OPDRACHTEN
1/ Schrijf een deel van de uitspraak woordelijk over, te beginnen bij de woorden "Bij besluit van 27" en eindigend na "besluit beroep ingesteld.".
2/ Noem alle volledige datums, met dag, maand en jaar, die in de uitspraak voorkomen.

GESELECTEERD FRAGMENT
------------

RECHTBANK AMSTERDAM
Sector bestuursrecht
zaaknummer: AWB 11/2259 WIJ
uitspraak van de enkelvoudige kamer in de zaak tussen
[eiser],
wonende te [woonplaats],
eiser,
gemachtigde mr. M.H. Klijnstra,
het college van burgemeester en wethouders van de gemeente Diemen,
verweerder,
gemachtigde M.A.J. van Emmerik.
Bij besluit van 27 januari 2011 (het primaire besluit) heeft verweerder de aanvraag van eiser om een werkleeraanbod op grond van de Wet investeren in jongeren (WIJ) afgewezen en geoordeeld dat eiser evenmin in aanmerking komt voor een inkomensvoorziening.
Bij besluit van 12 april 2011 (het bestreden besluit) heeft verweerder het bezwaar van eiser tegen het primaire besluit ongegrond verklaard.
Eiser heeft tegen dit besluit beroep ingesteld.
De rechtbank heeft de zaak ter zitting behandeld op 25 juli 2011.
Eiser is verschenen, bijgestaan door mr. M.H. Klijnstra. Verweerder is met bericht niet verschenen.
1. Feiten en omstandigheden
1.1. Eiser is een 26-jarige alleenstaande man met de Afghaanse nationaliteit. Hij verblijft sinds januari 2003 in Nederland en heeft per 26 maart 2009 een verblijfsvergunning asiel voor bepaalde tijd. Verzoeker heeft zijn voltijdstudie international business & management aan de Hogeschool van Amsterdam omgezet in een deeltijdstudie, waardoor hij geen recht meer heeft op studiefinanciering. Reden voor deze wijziging was dat hij, gelet op zijn leeftijd en achtergrond, geen aansluiting had met zijn jongere studiegenoten. De overstap is gedaan op advies van zijn psycholoog.

------------

AANGELEVERDE GEGEVENS
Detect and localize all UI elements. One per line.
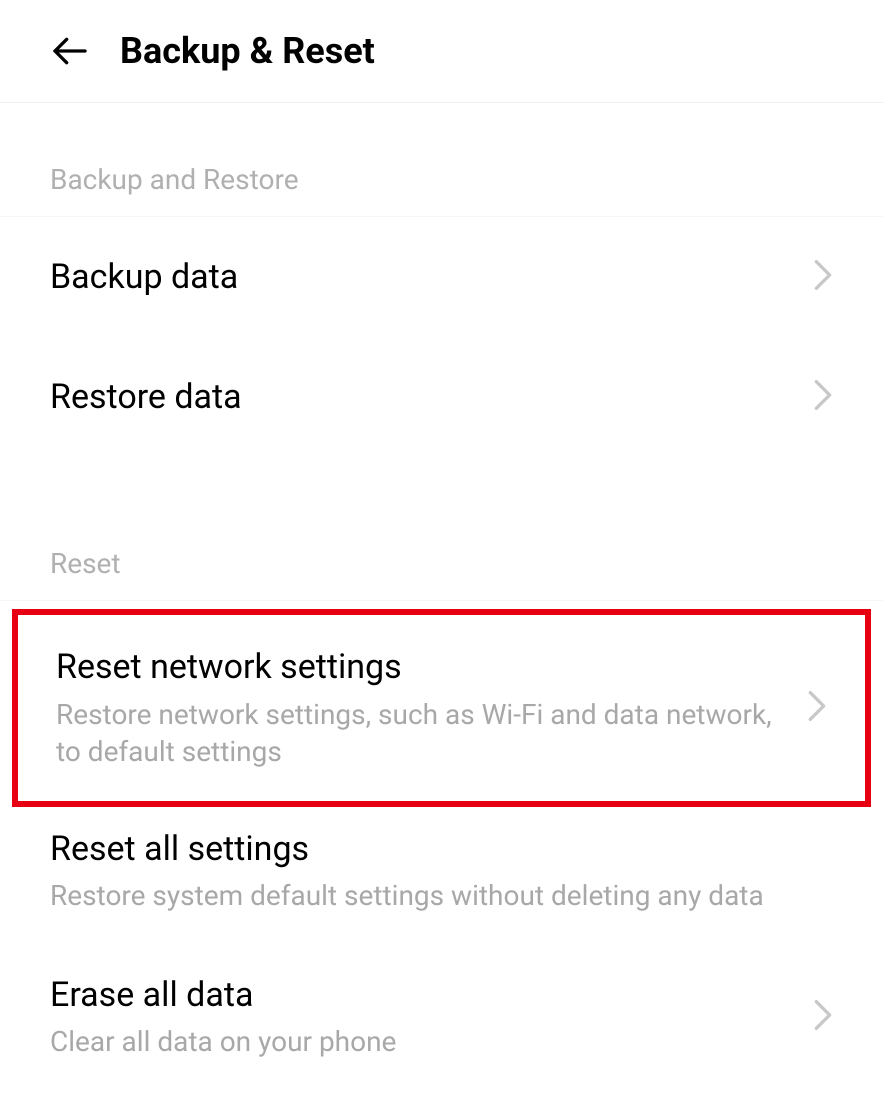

------------

UITWERKING OPDRACHTEN
1/
Bij besluit van 27 januari 2011 (het primaire besluit) heeft verweerder de aanvraag van eiser om een werkleeraanbod op grond van de Wet investeren in jongeren (WIJ) afgewezen en geoordeeld dat eiser evenmin in aanmerking komt voor een inkomensvoorziening.
Bij besluit van 12 april 2011 (het bestreden besluit) heeft verweerder het bezwaar van eiser tegen het primaire besluit ongegrond verklaard.
Eiser heeft tegen dit besluit beroep ingesteld.

2/
- 27 januari 2011
- 12 april 2011
- 25 juli 2011
- 26 maart 2009